## PROBLEM TO WORK ON:
All of the data below should be written out exactly.

## MATERIAL FOR THIS TASK:
+++
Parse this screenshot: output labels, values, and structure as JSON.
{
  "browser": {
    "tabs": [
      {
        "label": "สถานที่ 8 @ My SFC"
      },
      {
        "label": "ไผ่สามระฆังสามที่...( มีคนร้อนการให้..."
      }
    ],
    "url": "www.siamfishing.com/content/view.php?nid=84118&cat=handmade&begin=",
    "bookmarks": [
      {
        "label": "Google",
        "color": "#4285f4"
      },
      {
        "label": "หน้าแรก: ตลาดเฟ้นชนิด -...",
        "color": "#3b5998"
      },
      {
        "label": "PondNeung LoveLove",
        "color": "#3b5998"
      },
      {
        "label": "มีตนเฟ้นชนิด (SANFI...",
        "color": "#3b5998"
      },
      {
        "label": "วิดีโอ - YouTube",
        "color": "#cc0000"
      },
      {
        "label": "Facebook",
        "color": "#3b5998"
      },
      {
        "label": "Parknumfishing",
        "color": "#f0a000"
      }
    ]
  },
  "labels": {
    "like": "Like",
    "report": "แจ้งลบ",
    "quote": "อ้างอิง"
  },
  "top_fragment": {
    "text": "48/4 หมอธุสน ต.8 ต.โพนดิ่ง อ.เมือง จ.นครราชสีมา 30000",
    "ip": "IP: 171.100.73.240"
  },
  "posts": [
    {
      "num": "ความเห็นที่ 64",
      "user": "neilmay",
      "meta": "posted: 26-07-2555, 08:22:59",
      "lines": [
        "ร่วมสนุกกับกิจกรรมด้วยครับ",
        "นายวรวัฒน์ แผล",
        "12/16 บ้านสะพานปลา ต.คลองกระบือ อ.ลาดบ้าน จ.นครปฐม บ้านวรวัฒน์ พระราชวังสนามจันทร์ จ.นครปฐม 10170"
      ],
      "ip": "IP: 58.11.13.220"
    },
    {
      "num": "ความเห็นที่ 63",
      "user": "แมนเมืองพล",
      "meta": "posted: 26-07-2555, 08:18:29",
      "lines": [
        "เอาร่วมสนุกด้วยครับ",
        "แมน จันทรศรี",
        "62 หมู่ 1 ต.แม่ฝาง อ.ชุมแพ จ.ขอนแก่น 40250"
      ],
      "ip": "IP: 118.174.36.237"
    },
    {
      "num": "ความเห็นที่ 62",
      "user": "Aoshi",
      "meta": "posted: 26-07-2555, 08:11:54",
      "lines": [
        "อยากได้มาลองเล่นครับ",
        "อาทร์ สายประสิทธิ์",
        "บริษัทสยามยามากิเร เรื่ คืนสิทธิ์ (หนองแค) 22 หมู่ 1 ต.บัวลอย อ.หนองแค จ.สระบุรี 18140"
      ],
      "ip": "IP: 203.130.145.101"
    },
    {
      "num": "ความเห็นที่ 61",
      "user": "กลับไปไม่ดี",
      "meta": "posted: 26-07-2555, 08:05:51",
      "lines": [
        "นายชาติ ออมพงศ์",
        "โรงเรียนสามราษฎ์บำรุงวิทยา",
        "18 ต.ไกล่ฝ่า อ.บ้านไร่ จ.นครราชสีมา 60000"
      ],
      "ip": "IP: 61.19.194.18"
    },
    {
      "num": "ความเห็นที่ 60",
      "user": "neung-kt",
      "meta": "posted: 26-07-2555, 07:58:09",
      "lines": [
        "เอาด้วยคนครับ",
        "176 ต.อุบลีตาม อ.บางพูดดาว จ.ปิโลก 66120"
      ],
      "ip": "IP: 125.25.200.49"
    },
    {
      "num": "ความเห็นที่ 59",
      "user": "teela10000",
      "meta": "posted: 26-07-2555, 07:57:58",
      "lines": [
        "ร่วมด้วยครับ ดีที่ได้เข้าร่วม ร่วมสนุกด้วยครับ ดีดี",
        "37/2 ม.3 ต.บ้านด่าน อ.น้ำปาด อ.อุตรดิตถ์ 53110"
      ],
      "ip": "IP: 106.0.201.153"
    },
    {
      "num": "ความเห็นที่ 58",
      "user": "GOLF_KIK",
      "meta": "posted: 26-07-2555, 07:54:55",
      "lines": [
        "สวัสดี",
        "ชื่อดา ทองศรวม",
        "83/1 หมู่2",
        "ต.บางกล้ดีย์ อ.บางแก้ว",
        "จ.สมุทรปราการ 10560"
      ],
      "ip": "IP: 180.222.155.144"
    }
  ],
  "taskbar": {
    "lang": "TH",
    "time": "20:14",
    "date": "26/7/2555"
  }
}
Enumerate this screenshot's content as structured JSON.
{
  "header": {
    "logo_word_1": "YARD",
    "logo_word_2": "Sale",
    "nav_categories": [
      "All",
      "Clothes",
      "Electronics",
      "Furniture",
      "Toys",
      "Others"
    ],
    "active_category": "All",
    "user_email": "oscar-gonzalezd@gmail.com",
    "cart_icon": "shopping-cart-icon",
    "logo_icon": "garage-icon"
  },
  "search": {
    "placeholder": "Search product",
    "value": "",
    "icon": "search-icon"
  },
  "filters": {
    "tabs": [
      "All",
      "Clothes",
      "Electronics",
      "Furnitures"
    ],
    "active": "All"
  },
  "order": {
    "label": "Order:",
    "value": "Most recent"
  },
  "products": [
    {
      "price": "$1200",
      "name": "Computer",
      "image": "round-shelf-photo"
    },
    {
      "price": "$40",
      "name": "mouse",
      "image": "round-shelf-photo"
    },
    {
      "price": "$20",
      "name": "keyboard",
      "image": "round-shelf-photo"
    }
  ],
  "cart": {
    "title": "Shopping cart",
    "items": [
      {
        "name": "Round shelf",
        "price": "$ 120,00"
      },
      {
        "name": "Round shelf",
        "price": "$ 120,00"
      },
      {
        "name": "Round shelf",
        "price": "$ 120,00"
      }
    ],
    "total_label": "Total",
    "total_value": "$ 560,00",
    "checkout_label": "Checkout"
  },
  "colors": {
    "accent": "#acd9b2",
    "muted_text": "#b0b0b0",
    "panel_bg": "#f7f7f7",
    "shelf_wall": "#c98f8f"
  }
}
+++
## EXERCISE ANSWER:
Parse this screenshot: output labels, values, and structure as JSON.
{
  "browser": {
    "tabs": [
      {
        "label": "สถานที่ 8 @ My SFC"
      },
      {
        "label": "ไผ่สามระฆังสามที่...( มีคนร้อนการให้..."
      }
    ],
    "url": "www.siamfishing.com/content/view.php?nid=84118&cat=handmade&begin=",
    "bookmarks": [
      {
        "label": "Google",
        "color": "#4285f4"
      },
      {
        "label": "หน้าแรก: ตลาดเฟ้นชนิด -...",
        "color": "#3b5998"
      },
      {
        "label": "PondNeung LoveLove",
        "color": "#3b5998"
      },
      {
        "label": "มีตนเฟ้นชนิด (SANFI...",
        "color": "#3b5998"
      },
      {
        "label": "วิดีโอ - YouTube",
        "color": "#cc0000"
      },
      {
        "label": "Facebook",
        "color": "#3b5998"
      },
      {
        "label": "Parknumfishing",
        "color": "#f0a000"
      }
    ]
  },
  "labels": {
    "like": "Like",
    "report": "แจ้งลบ",
    "quote": "อ้างอิง"
  },
  "top_fragment": {
    "text": "48/4 หมอธุสน ต.8 ต.โพนดิ่ง อ.เมือง จ.นครราชสีมา 30000",
    "ip": "IP: 171.100.73.240"
  },
  "posts": [
    {
      "num": "ความเห็นที่ 64",
      "user": "neilmay",
      "meta": "posted: 26-07-2555, 08:22:59",
      "lines": [
        "ร่วมสนุกกับกิจกรรมด้วยครับ",
        "นายวรวัฒน์ แผล",
        "12/16 บ้านสะพานปลา ต.คลองกระบือ อ.ลาดบ้าน จ.นครปฐม บ้านวรวัฒน์ พระราชวังสนามจันทร์ จ.นครปฐม 10170"
      ],
      "ip": "IP: 58.11.13.220"
    },
    {
      "num": "ความเห็นที่ 63",
      "user": "แมนเมืองพล",
      "meta": "posted: 26-07-2555, 08:18:29",
      "lines": [
        "เอาร่วมสนุกด้วยครับ",
        "แมน จันทรศรี",
        "62 หมู่ 1 ต.แม่ฝาง อ.ชุมแพ จ.ขอนแก่น 40250"
      ],
      "ip": "IP: 118.174.36.237"
    },
    {
      "num": "ความเห็นที่ 62",
      "user": "Aoshi",
      "meta": "posted: 26-07-2555, 08:11:54",
      "lines": [
        "อยากได้มาลองเล่นครับ",
        "อาทร์ สายประสิทธิ์",
        "บริษัทสยามยามากิเร เรื่ คืนสิทธิ์ (หนองแค) 22 หมู่ 1 ต.บัวลอย อ.หนองแค จ.สระบุรี 18140"
      ],
      "ip": "IP: 203.130.145.101"
    },
    {
      "num": "ความเห็นที่ 61",
      "user": "กลับไปไม่ดี",
      "meta": "posted: 26-07-2555, 08:05:51",
      "lines": [
        "นายชาติ ออมพงศ์",
        "โรงเรียนสามราษฎ์บำรุงวิทยา",
        "18 ต.ไกล่ฝ่า อ.บ้านไร่ จ.นครราชสีมา 60000"
      ],
      "ip": "IP: 61.19.194.18"
    },
    {
      "num": "ความเห็นที่ 60",
      "user": "neung-kt",
      "meta": "posted: 26-07-2555, 07:58:09",
      "lines": [
        "เอาด้วยคนครับ",
        "176 ต.อุบลีตาม อ.บางพูดดาว จ.ปิโลก 66120"
      ],
      "ip": "IP: 125.25.200.49"
    },
    {
      "num": "ความเห็นที่ 59",
      "user": "teela10000",
      "meta": "posted: 26-07-2555, 07:57:58",
      "lines": [
        "ร่วมด้วยครับ ดีที่ได้เข้าร่วม ร่วมสนุกด้วยครับ ดีดี",
        "37/2 ม.3 ต.บ้านด่าน อ.น้ำปาด อ.อุตรดิตถ์ 53110"
      ],
      "ip": "IP: 106.0.201.153"
    },
    {
      "num": "ความเห็นที่ 58",
      "user": "GOLF_KIK",
      "meta": "posted: 26-07-2555, 07:54:55",
      "lines": [
        "สวัสดี",
        "ชื่อดา ทองศรวม",
        "83/1 หมู่2",
        "ต.บางกล้ดีย์ อ.บางแก้ว",
        "จ.สมุทรปราการ 10560"
      ],
      "ip": "IP: 180.222.155.144"
    }
  ],
  "taskbar": {
    "lang": "TH",
    "time": "20:14",
    "date": "26/7/2555"
  }
}
Enumerate this screenshot's content as structured JSON.
{
  "header": {
    "logo_word_1": "YARD",
    "logo_word_2": "Sale",
    "nav_categories": [
      "All",
      "Clothes",
      "Electronics",
      "Furniture",
      "Toys",
      "Others"
    ],
    "active_category": "All",
    "user_email": "oscar-gonzalezd@gmail.com",
    "cart_icon": "shopping-cart-icon",
    "logo_icon": "garage-icon"
  },
  "search": {
    "placeholder": "Search product",
    "value": "",
    "icon": "search-icon"
  },
  "filters": {
    "tabs": [
      "All",
      "Clothes",
      "Electronics",
      "Furnitures"
    ],
    "active": "All"
  },
  "order": {
    "label": "Order:",
    "value": "Most recent"
  },
  "products": [
    {
      "price": "$1200",
      "name": "Computer",
      "image": "round-shelf-photo"
    },
    {
      "price": "$40",
      "name": "mouse",
      "image": "round-shelf-photo"
    },
    {
      "price": "$20",
      "name": "keyboard",
      "image": "round-shelf-photo"
    }
  ],
  "cart": {
    "title": "Shopping cart",
    "items": [
      {
        "name": "Round shelf",
        "price": "$ 120,00"
      },
      {
        "name": "Round shelf",
        "price": "$ 120,00"
      },
      {
        "name": "Round shelf",
        "price": "$ 120,00"
      }
    ],
    "total_label": "Total",
    "total_value": "$ 560,00",
    "checkout_label": "Checkout"
  },
  "colors": {
    "accent": "#acd9b2",
    "muted_text": "#b0b0b0",
    "panel_bg": "#f7f7f7",
    "shelf_wall": "#c98f8f"
  }
}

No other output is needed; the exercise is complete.